- Request: In the material below, find how many lines contain the string "average". Write only that number.

Stored entries:
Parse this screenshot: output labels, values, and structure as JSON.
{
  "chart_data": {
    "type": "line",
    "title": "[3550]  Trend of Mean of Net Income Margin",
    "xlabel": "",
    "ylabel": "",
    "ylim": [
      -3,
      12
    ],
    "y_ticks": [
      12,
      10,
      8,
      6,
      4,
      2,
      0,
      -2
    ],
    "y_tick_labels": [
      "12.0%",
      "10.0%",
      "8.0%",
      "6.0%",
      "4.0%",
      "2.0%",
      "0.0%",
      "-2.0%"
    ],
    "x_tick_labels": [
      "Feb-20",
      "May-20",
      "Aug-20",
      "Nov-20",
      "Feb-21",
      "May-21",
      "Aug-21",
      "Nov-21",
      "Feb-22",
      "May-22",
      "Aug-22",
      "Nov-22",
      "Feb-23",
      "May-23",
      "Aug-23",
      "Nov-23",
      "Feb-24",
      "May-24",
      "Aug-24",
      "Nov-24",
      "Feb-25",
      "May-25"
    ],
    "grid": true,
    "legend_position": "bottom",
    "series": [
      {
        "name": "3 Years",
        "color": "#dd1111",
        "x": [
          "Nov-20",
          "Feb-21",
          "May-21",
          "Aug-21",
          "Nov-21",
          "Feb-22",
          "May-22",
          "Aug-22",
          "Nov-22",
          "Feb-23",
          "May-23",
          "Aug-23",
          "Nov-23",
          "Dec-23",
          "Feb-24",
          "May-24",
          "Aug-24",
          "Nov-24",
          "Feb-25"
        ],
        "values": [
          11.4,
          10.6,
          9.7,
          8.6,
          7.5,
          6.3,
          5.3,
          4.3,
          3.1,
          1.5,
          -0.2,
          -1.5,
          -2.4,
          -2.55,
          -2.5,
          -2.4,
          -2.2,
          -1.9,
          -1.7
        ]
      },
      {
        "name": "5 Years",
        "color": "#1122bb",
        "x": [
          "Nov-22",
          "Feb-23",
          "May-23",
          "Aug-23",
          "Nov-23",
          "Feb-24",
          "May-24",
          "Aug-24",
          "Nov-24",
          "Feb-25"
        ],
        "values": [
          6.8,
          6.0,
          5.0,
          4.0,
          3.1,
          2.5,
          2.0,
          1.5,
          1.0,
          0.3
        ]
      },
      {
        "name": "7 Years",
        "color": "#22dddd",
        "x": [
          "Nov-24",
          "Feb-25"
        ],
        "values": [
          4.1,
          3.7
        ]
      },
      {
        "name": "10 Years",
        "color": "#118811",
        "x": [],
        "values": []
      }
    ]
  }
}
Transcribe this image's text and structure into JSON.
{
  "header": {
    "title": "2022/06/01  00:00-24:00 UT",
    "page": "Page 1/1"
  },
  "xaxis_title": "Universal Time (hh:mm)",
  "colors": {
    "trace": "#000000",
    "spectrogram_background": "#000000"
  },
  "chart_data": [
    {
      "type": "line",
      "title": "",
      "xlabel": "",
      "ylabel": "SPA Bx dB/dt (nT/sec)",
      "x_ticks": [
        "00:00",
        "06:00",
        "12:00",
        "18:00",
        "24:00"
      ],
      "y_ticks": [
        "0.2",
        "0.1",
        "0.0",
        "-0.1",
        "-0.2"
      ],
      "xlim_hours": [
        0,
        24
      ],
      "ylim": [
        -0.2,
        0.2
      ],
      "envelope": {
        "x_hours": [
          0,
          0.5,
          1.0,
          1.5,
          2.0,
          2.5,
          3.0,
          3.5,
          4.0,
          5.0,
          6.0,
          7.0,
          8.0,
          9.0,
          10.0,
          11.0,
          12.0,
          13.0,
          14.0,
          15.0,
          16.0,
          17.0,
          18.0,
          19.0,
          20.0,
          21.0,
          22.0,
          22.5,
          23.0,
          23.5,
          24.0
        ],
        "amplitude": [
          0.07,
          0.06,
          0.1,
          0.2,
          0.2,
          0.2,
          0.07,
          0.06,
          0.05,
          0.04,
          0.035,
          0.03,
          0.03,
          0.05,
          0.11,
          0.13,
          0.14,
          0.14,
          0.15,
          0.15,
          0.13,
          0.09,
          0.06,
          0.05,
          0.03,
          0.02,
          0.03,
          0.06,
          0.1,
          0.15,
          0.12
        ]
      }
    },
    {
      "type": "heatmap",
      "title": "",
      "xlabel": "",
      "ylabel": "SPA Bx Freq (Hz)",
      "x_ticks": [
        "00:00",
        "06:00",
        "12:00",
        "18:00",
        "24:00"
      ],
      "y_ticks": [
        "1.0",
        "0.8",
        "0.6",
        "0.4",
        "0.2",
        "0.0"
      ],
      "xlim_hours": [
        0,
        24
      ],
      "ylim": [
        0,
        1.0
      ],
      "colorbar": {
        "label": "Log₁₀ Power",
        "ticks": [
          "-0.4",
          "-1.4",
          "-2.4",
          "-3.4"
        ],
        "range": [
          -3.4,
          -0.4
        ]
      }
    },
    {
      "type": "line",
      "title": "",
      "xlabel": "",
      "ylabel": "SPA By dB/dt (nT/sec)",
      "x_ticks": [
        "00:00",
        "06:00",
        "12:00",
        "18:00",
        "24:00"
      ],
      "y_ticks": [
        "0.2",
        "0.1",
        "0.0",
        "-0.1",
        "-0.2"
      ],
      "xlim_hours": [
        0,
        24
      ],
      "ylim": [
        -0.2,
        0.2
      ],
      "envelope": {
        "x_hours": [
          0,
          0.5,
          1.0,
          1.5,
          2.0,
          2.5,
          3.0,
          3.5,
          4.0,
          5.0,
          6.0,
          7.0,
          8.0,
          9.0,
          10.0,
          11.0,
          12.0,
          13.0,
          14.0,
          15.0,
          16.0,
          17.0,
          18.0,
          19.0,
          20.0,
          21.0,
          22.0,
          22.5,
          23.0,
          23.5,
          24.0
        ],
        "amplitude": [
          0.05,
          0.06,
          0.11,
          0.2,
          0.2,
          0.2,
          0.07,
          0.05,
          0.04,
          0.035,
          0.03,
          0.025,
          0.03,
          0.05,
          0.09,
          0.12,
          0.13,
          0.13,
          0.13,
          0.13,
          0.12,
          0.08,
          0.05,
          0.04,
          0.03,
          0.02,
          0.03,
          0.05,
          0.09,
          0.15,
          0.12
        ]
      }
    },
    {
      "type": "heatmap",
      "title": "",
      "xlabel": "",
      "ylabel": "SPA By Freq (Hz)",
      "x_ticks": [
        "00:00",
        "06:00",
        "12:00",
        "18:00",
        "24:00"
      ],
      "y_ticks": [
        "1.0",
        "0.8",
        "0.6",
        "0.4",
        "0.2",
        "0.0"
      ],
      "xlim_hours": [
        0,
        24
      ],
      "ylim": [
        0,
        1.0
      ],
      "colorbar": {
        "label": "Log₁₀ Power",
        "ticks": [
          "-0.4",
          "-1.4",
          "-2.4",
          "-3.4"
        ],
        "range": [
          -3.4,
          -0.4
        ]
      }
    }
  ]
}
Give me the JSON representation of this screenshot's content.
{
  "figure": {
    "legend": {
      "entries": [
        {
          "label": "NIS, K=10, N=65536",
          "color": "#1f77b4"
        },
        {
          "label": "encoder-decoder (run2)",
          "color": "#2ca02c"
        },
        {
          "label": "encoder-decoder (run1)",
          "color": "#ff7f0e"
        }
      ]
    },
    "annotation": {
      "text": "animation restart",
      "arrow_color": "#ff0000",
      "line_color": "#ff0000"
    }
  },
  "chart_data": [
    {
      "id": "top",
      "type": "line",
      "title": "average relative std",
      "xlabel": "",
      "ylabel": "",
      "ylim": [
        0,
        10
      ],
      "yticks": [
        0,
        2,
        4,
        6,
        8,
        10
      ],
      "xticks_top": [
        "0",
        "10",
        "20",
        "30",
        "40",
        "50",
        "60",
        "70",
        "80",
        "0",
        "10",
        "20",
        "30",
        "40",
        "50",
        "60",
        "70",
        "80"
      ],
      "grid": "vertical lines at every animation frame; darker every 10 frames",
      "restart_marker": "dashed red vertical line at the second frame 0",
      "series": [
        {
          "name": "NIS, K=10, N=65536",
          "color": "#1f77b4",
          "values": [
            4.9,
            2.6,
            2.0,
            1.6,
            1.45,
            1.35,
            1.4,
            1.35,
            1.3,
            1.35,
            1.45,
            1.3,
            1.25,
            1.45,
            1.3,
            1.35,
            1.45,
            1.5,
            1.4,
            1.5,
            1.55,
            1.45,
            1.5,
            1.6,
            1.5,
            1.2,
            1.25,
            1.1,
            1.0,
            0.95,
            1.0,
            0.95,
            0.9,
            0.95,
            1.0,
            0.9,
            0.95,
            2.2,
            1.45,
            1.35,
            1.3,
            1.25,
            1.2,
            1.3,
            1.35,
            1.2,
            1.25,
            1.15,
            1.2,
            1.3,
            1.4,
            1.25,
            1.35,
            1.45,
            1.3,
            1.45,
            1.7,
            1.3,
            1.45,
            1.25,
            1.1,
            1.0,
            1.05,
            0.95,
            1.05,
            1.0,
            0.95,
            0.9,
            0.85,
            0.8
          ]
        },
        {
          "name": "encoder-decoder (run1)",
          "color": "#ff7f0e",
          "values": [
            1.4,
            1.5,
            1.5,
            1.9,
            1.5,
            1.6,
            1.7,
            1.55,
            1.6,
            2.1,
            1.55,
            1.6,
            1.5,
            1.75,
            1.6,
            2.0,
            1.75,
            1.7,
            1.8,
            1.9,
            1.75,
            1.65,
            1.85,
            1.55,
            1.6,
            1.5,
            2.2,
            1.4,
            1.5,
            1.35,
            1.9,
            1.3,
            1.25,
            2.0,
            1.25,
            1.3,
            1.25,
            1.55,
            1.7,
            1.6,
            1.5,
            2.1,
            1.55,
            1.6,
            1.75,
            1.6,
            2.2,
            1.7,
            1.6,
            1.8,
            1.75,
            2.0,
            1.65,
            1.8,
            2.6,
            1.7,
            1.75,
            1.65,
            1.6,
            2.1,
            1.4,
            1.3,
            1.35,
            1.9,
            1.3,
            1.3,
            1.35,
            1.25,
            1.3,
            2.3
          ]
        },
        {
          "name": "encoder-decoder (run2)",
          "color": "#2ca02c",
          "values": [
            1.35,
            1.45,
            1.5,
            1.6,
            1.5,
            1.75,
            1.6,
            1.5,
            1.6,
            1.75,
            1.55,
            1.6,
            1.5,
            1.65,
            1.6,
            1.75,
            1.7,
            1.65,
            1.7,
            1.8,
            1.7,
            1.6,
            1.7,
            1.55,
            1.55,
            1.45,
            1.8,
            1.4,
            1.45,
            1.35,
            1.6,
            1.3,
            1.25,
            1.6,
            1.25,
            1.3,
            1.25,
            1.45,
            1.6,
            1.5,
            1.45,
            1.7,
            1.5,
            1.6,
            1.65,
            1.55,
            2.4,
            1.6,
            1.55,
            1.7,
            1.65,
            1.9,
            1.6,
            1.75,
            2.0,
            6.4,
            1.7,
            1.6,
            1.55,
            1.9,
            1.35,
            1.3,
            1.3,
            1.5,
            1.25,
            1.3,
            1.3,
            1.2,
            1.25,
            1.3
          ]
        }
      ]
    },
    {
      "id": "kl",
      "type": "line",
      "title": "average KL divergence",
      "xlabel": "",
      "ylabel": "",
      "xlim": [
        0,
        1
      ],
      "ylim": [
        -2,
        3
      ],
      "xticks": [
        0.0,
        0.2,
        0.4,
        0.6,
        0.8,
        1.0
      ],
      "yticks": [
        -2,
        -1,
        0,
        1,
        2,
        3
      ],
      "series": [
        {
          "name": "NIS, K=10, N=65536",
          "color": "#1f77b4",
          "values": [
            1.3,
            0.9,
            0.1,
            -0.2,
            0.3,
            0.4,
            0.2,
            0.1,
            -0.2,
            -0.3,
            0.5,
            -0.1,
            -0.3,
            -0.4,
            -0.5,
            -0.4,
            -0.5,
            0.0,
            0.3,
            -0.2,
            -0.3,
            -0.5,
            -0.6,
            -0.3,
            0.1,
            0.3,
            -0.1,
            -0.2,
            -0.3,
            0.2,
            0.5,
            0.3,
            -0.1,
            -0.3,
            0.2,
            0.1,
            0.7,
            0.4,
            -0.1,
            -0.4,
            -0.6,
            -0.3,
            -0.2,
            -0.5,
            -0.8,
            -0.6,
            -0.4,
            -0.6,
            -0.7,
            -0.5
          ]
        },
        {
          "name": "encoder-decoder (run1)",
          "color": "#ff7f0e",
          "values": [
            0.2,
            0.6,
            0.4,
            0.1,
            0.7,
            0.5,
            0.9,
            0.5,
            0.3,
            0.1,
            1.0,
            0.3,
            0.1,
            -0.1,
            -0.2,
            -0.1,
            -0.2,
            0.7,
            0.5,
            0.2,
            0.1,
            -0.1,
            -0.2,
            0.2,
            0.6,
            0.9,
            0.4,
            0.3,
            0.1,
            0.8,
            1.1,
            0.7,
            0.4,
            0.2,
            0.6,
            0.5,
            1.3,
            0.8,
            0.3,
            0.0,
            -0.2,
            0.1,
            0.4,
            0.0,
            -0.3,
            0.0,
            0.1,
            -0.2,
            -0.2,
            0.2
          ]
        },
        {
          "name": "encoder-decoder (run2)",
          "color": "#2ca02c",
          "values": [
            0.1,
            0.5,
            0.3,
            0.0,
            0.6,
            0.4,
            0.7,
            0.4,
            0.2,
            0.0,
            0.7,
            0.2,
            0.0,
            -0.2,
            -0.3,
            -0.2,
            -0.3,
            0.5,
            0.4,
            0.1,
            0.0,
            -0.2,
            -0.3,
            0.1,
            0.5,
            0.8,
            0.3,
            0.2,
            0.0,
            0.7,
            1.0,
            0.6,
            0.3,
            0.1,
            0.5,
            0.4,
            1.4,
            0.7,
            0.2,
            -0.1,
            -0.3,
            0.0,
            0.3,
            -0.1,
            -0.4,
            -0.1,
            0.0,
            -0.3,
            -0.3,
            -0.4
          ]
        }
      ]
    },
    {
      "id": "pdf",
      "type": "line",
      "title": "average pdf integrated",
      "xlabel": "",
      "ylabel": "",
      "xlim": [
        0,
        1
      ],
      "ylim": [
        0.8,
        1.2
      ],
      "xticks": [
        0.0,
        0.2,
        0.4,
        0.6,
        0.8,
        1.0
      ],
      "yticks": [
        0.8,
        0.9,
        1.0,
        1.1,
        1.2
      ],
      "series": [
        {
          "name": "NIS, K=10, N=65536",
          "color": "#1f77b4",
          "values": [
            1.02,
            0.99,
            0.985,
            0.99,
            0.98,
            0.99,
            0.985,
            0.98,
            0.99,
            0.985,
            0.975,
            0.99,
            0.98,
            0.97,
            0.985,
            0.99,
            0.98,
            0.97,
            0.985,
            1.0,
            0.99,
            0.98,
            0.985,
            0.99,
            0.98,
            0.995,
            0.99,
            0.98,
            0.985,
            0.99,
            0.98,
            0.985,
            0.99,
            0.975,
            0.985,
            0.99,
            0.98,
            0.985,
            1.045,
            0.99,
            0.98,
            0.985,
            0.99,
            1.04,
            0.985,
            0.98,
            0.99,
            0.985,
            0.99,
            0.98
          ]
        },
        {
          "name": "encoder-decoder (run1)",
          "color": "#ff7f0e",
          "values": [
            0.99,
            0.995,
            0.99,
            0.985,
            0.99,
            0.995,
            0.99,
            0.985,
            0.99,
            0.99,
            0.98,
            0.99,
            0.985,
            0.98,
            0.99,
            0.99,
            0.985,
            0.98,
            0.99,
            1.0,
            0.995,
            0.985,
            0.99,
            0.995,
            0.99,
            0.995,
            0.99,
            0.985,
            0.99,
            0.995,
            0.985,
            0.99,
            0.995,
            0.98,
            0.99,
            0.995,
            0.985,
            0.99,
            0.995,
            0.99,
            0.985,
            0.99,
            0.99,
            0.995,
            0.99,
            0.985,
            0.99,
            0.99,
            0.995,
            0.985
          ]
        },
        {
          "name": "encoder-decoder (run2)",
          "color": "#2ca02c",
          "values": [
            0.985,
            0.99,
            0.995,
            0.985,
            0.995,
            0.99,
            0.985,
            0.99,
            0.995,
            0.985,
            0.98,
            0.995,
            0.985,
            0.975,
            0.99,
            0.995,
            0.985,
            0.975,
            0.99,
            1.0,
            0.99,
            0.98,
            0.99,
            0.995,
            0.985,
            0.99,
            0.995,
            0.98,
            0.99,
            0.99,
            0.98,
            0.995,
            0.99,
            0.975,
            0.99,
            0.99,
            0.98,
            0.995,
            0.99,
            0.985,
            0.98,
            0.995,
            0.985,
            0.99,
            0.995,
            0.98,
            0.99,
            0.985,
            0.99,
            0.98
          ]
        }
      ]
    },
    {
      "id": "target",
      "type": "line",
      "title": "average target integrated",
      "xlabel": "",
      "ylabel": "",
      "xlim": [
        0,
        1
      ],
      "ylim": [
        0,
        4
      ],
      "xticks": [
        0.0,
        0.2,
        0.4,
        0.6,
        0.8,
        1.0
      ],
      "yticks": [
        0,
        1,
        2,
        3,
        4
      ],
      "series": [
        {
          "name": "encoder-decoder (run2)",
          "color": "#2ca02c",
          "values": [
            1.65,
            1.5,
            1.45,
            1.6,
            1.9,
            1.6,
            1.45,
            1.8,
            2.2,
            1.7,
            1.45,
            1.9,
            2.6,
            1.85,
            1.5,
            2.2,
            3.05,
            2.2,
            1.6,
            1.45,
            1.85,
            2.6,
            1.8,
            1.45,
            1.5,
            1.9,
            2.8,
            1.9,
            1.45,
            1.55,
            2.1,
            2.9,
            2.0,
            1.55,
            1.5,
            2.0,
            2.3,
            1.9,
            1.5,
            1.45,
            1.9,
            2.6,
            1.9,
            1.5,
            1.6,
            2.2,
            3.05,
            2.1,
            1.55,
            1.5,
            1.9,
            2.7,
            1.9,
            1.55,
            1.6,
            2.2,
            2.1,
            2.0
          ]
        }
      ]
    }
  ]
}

- Result of this task: 4